* START INFORMATION SHOWN *
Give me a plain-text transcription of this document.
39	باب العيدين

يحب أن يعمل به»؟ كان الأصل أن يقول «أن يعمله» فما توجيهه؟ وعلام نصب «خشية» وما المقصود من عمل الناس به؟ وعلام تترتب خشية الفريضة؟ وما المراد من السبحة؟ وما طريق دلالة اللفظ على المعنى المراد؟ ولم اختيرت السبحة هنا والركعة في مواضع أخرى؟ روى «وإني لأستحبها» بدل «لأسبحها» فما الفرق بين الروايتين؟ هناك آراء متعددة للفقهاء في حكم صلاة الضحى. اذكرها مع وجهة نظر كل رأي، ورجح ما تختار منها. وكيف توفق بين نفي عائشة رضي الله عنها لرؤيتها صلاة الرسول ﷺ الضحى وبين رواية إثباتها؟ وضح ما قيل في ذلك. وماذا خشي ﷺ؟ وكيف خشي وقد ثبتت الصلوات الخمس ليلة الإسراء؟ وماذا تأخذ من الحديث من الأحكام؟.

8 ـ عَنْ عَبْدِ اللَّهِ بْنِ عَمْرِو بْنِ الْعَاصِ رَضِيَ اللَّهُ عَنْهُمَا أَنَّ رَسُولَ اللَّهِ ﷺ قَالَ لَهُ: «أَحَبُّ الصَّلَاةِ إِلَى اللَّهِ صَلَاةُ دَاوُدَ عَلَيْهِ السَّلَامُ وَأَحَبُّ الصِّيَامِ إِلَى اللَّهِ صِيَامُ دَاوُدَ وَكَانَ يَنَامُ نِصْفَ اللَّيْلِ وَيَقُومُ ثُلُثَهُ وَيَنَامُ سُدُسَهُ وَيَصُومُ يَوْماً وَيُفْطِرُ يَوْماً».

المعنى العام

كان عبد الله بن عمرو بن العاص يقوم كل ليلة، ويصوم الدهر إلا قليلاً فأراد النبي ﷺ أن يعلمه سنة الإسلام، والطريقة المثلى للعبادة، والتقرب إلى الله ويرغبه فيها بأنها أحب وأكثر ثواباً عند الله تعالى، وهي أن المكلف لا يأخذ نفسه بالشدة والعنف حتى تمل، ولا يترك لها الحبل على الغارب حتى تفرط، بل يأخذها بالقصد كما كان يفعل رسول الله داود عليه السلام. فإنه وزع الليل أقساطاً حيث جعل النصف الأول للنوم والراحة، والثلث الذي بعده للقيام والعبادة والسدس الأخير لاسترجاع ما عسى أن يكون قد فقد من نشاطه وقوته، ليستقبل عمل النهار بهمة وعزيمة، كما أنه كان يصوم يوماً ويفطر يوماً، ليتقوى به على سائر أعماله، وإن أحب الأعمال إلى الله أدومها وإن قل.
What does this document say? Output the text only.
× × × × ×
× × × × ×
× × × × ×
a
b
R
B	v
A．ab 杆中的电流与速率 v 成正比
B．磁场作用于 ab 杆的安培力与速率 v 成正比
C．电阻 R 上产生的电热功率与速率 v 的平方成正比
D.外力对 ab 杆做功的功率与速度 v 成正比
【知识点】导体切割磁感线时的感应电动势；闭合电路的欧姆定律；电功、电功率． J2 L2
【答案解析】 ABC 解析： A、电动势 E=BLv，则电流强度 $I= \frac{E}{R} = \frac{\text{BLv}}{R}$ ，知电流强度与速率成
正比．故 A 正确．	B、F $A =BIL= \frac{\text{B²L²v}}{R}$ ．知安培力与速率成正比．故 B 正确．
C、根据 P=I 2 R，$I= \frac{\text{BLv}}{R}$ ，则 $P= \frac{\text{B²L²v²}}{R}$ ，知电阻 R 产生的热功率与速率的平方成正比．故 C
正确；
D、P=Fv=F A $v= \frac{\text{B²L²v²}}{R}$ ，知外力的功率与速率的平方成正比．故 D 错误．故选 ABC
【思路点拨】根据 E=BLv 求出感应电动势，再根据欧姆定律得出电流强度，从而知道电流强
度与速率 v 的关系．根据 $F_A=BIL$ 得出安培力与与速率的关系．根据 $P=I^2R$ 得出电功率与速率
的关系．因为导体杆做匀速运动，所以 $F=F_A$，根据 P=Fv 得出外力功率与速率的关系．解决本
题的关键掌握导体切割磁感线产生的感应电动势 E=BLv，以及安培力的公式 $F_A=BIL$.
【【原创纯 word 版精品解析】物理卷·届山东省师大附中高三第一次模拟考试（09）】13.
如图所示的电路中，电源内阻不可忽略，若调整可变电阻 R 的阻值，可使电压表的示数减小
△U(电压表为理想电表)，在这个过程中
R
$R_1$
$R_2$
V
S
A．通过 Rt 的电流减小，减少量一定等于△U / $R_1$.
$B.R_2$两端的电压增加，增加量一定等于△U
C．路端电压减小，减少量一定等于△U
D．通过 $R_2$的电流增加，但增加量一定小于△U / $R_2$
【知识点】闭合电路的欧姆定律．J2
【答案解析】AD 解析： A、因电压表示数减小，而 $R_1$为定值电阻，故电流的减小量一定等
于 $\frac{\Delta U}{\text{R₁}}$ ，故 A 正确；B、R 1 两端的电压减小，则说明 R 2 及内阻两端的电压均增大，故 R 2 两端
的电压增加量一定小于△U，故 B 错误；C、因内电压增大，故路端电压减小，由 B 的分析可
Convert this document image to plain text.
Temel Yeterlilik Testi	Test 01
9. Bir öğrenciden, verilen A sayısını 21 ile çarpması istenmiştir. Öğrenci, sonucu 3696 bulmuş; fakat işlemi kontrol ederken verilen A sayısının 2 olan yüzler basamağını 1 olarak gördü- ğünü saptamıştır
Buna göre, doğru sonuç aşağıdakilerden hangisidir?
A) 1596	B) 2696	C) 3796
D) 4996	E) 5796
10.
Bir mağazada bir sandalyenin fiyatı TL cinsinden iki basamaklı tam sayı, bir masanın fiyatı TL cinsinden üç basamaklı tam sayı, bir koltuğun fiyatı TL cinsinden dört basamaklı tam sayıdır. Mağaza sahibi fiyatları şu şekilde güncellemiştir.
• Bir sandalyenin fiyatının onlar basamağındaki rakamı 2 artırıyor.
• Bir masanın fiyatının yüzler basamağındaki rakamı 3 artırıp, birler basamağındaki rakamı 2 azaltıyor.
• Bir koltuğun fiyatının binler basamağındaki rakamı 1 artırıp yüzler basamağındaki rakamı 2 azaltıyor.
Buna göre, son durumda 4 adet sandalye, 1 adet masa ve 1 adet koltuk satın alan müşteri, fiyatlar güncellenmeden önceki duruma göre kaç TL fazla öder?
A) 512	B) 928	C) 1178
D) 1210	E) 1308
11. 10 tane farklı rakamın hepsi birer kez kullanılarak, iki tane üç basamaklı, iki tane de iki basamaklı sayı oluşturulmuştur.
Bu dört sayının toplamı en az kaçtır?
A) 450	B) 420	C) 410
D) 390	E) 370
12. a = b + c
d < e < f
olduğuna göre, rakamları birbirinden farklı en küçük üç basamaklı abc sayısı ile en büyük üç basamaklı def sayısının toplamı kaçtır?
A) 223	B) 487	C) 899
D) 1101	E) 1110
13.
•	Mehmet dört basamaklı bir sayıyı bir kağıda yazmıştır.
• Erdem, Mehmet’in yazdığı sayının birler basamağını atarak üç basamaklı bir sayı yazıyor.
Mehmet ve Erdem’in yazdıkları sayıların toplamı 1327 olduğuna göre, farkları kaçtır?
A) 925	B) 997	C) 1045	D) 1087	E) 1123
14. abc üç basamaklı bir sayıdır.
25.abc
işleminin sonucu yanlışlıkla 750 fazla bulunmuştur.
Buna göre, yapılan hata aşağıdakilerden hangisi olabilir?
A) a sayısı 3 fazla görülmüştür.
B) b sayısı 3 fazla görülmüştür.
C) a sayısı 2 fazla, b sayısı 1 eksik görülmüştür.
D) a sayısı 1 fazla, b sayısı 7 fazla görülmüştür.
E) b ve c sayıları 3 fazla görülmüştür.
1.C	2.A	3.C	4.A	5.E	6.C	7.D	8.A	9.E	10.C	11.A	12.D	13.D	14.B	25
* END INFORMATION SHOWN *
- EXERCISE DESCRIPTION -
Gather up every line in the data above that contains the word "artırıp", copying each one.

- FULL SOLUTION -
• Bir masanın fiyatının yüzler basamağındaki rakamı 3 artırıp, birler basamağındaki rakamı 2 azaltıyor.
• Bir koltuğun fiyatının binler basamağındaki rakamı 1 artırıp yüzler basamağındaki rakamı 2 azaltıyor.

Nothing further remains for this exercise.